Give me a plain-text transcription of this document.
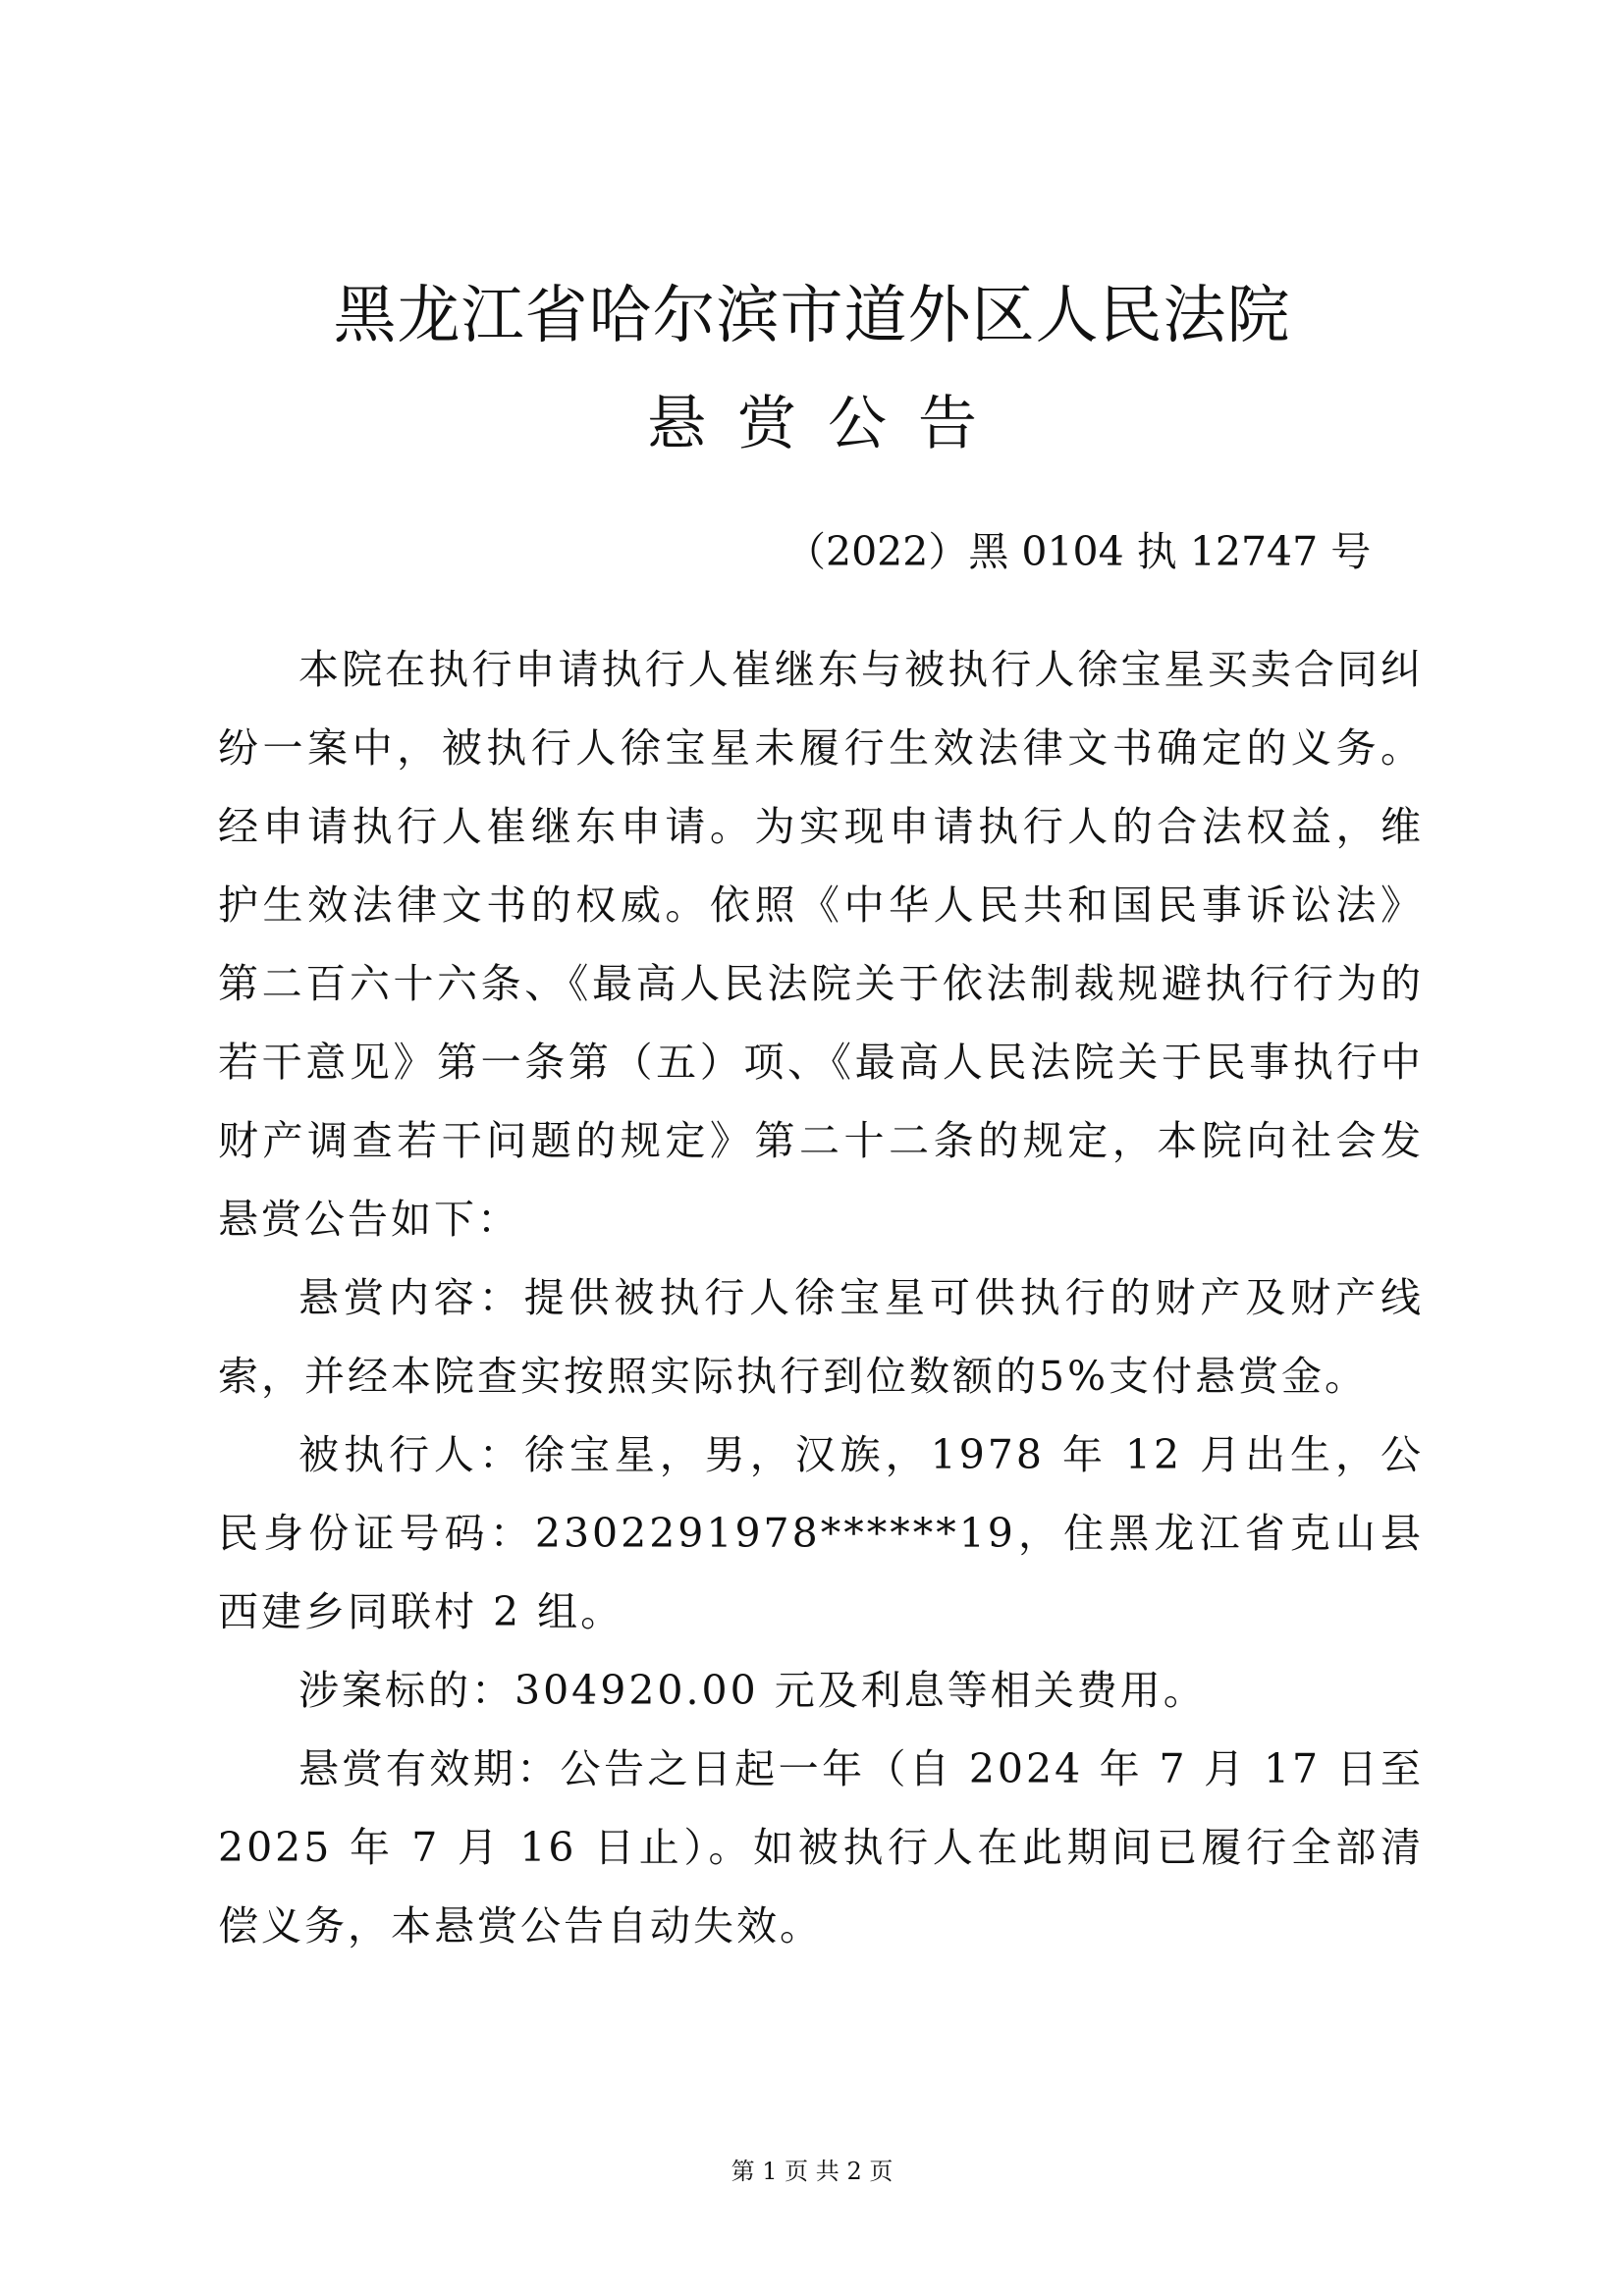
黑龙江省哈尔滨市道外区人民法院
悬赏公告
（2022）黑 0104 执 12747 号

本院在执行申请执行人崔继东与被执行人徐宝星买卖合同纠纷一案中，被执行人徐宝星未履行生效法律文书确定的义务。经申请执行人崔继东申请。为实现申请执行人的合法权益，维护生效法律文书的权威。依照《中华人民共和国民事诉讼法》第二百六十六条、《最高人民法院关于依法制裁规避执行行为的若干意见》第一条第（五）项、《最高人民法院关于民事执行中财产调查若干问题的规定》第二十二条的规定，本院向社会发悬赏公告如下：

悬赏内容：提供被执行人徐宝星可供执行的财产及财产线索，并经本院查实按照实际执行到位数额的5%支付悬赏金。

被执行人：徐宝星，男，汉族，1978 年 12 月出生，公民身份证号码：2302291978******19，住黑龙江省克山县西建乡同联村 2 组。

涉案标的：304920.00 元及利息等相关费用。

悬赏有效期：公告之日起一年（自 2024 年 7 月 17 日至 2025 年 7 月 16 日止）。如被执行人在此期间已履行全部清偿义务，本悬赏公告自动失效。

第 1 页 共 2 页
|---|
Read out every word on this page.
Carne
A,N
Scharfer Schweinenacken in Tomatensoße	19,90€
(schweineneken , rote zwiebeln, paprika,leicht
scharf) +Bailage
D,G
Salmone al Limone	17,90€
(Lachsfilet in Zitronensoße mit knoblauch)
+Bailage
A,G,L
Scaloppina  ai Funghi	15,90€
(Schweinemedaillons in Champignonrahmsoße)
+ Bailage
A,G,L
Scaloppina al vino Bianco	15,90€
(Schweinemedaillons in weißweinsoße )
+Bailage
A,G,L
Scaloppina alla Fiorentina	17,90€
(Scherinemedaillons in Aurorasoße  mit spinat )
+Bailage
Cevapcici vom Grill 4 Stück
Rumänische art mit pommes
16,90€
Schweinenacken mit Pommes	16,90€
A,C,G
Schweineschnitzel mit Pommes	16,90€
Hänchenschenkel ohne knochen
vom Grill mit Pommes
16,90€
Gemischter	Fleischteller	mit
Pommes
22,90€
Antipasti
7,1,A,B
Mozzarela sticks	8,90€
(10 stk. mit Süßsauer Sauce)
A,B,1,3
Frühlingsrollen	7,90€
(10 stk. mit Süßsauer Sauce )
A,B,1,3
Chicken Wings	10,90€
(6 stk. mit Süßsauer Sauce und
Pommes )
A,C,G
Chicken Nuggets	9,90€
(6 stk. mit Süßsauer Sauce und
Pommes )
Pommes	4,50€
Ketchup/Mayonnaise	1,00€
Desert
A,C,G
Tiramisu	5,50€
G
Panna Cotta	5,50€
|---|
**WHAT YOU NEED TO DO**
In the entries above, how many lines contain the word "Schweinenacken"? Answer with the number only.

**EXERCISE RESULT**
2